Set exercise
In the entries below, count the lines holding "provozu". Reply with the number only.

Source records
#####

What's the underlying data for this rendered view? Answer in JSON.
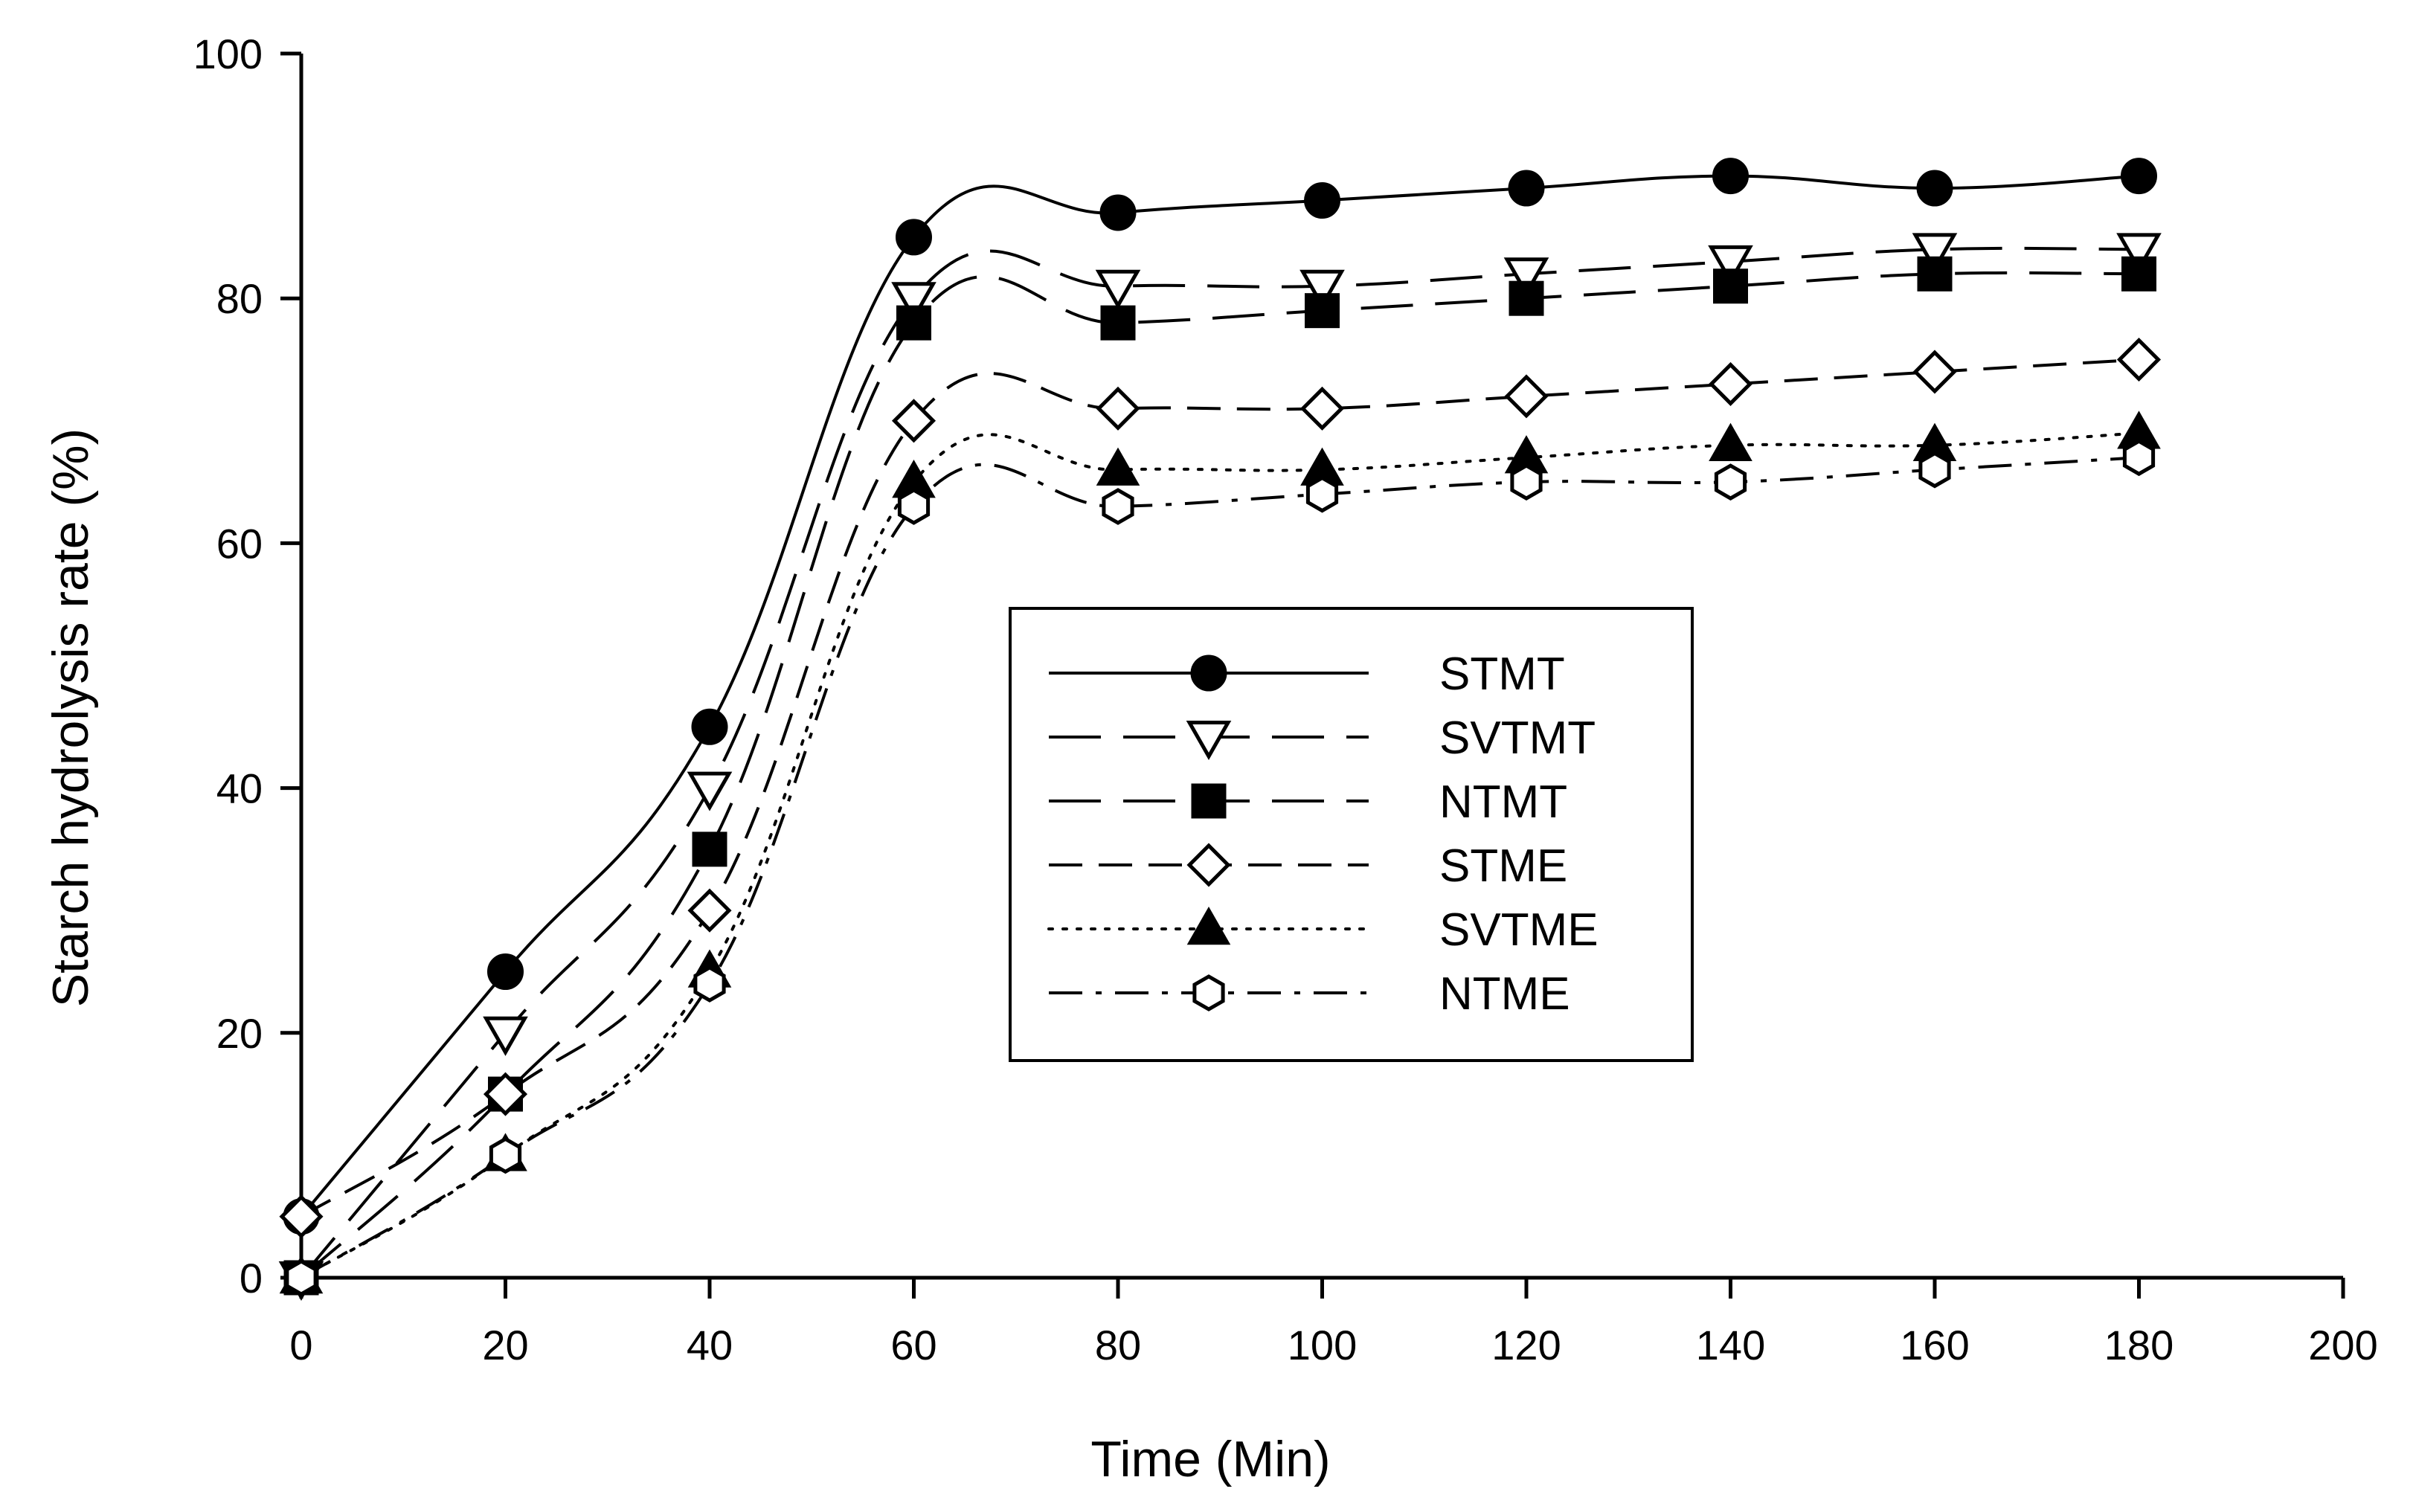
{
  "chart_data": {
    "type": "line",
    "title": "",
    "xlabel": "Time (Min)",
    "ylabel": "Starch hydrolysis rate (%)",
    "xlim": [
      0,
      200
    ],
    "ylim": [
      0,
      100
    ],
    "xticks": [
      0,
      20,
      40,
      60,
      80,
      100,
      120,
      140,
      160,
      180,
      200
    ],
    "yticks": [
      0,
      20,
      40,
      60,
      80,
      100
    ],
    "x": [
      0,
      20,
      40,
      60,
      80,
      100,
      120,
      140,
      160,
      180
    ],
    "legend_position": "center",
    "series": [
      {
        "name": "STMT",
        "marker": "circle-filled",
        "line": "solid",
        "values": [
          5,
          25,
          45,
          85,
          87,
          88,
          89,
          90,
          89,
          90
        ]
      },
      {
        "name": "SVTMT",
        "marker": "triangle-down-open",
        "line": "long-dash",
        "values": [
          0,
          20,
          40,
          80,
          81,
          81,
          82,
          83,
          84,
          84
        ]
      },
      {
        "name": "NTMT",
        "marker": "square-filled",
        "line": "long-dash",
        "values": [
          0,
          15,
          35,
          78,
          78,
          79,
          80,
          81,
          82,
          82
        ]
      },
      {
        "name": "STME",
        "marker": "diamond-open",
        "line": "dash",
        "values": [
          5,
          15,
          30,
          70,
          71,
          71,
          72,
          73,
          74,
          75
        ]
      },
      {
        "name": "SVTME",
        "marker": "triangle-up-filled",
        "line": "dot",
        "values": [
          0,
          10,
          25,
          65,
          66,
          66,
          67,
          68,
          68,
          69
        ]
      },
      {
        "name": "NTME",
        "marker": "hexagon-open",
        "line": "dash-dot",
        "values": [
          0,
          10,
          24,
          63,
          63,
          64,
          65,
          65,
          66,
          67
        ]
      }
    ]
  }
}
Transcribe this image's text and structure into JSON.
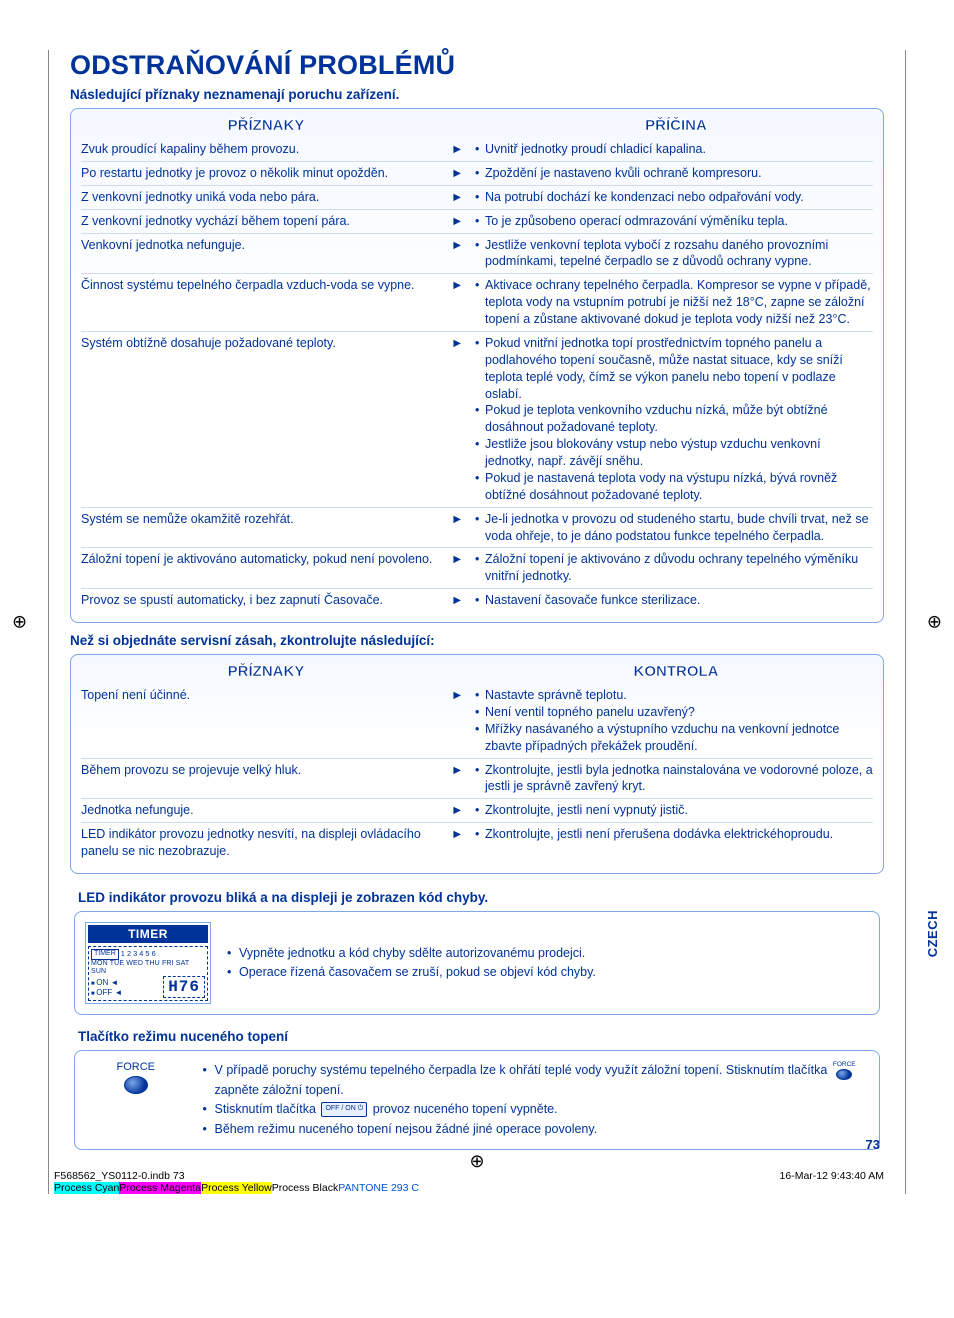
{
  "colors": {
    "brand": "#003399",
    "border": "#7da7e8",
    "row_sep": "#cfdcf0",
    "bg_grad_top": "#f4f8ff"
  },
  "title": "ODSTRAŇOVÁNÍ PROBLÉMŮ",
  "subtitle1": "Následující příznaky neznamenají poruchu zařízení.",
  "headers": {
    "symptoms": "PŘÍZNAKY",
    "cause": "PŘÍČINA",
    "check": "KONTROLA"
  },
  "arrow": "►",
  "table1": [
    {
      "s": "Zvuk proudící kapaliny během provozu.",
      "c": [
        "Uvnitř jednotky proudí chladicí kapalina."
      ]
    },
    {
      "s": "Po restartu jednotky je provoz o několik minut opožděn.",
      "c": [
        "Zpoždění je nastaveno kvůli ochraně kompresoru."
      ]
    },
    {
      "s": "Z venkovní jednotky uniká voda nebo pára.",
      "c": [
        "Na potrubí dochází ke kondenzaci nebo odpařování vody."
      ]
    },
    {
      "s": "Z venkovní jednotky vychází během topení pára.",
      "c": [
        "To je způsobeno operací odmrazování výměníku tepla."
      ]
    },
    {
      "s": "Venkovní jednotka nefunguje.",
      "c": [
        "Jestliže venkovní teplota vybočí z rozsahu daného provozními podmínkami, tepelné čerpadlo se z důvodů ochrany vypne."
      ]
    },
    {
      "s": "Činnost systému tepelného čerpadla vzduch-voda se vypne.",
      "c": [
        "Aktivace ochrany tepelného čerpadla. Kompresor se vypne v případě, teplota vody na vstupním potrubí je nižší než 18°C, zapne se záložní topení a zůstane aktivované dokud je teplota vody nižší než 23°C."
      ]
    },
    {
      "s": "Systém obtížně dosahuje požadované teploty.",
      "c": [
        "Pokud vnitřní jednotka topí prostřednictvím topného panelu a podlahového topení současně, může nastat situace, kdy se sníží teplota teplé vody, čímž se výkon panelu nebo topení v podlaze oslabí.",
        "Pokud je teplota venkovního vzduchu nízká, může být obtížné dosáhnout požadované teploty.",
        "Jestliže jsou blokovány vstup nebo výstup vzduchu venkovní jednotky, např. závějí sněhu.",
        "Pokud je nastavená teplota vody na výstupu nízká, bývá rovněž obtížné dosáhnout požadované teploty."
      ]
    },
    {
      "s": "Systém se nemůže okamžitě rozehřát.",
      "c": [
        "Je-li jednotka v provozu od studeného startu, bude chvíli trvat, než se voda ohřeje, to je dáno podstatou funkce tepelného čerpadla."
      ]
    },
    {
      "s": "Záložní topení je aktivováno automaticky, pokud není povoleno.",
      "c": [
        "Záložní topení je aktivováno z důvodu ochrany tepelného výměníku vnitřní jednotky."
      ]
    },
    {
      "s": "Provoz se spustí automaticky, i bez zapnutí Časovače.",
      "c": [
        "Nastavení časovače funkce sterilizace."
      ]
    }
  ],
  "subtitle2": "Než si objednáte servisní zásah, zkontrolujte následující:",
  "table2": [
    {
      "s": "Topení není účinné.",
      "c": [
        "Nastavte správně teplotu.",
        "Není ventil topného panelu uzavřený?",
        "Mřížky nasávaného a výstupního vzduchu na venkovní jednotce zbavte případných překážek proudění."
      ]
    },
    {
      "s": "Během provozu se projevuje velký hluk.",
      "c": [
        "Zkontrolujte, jestli byla jednotka nainstalována ve vodorovné poloze, a jestli je správně zavřený kryt."
      ]
    },
    {
      "s": "Jednotka nefunguje.",
      "c": [
        "Zkontrolujte, jestli není vypnutý jistič."
      ]
    },
    {
      "s": "LED indikátor provozu jednotky nesvítí, na displeji ovládacího panelu se nic nezobrazuje.",
      "c": [
        "Zkontrolujte, jestli není přerušena dodávka elektrickéhoproudu."
      ]
    }
  ],
  "section_led_title": "LED indikátor provozu bliká a na displeji je zobrazen kód chyby.",
  "display": {
    "timer": "TIMER",
    "timer_lbl": "TIMER",
    "days_num": "1 2 3 4 5 6",
    "days": "MON TUE WED THU FRI SAT SUN",
    "on": "ON ◄",
    "off": "OFF ◄",
    "code": "H76"
  },
  "led_bullets": [
    "Vypněte jednotku a kód chyby sdělte autorizovanému prodejci.",
    "Operace řízená časovačem se zruší, pokud se objeví kód chyby."
  ],
  "force_title": "Tlačítko režimu nuceného topení",
  "force_panel_label": "FORCE",
  "force_bullets_pre": "V případě poruchy systému tepelného čerpadla lze k ohřátí teplé vody využít záložní topení. Stisknutím tlačítka",
  "force_bullets_post": "zapněte záložní topení.",
  "force_b2_pre": "Stisknutím tlačítka",
  "force_b2_post": "provoz nuceného topení vypněte.",
  "force_b3": "Během režimu nuceného topení nejsou žádné jiné operace povoleny.",
  "offon_label": "OFF / ON ⏻",
  "side_tab": "CZECH",
  "page_number": "73",
  "footer": {
    "file": "F568562_YS0112-0.indb   73",
    "date": "16-Mar-12   9:43:40 AM",
    "proc": {
      "cy": "Process Cyan",
      "mg": "Process Magenta",
      "yl": "Process Yellow",
      "bk": "Process Black",
      "pn": "PANTONE 293 C"
    }
  }
}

#####

Response
5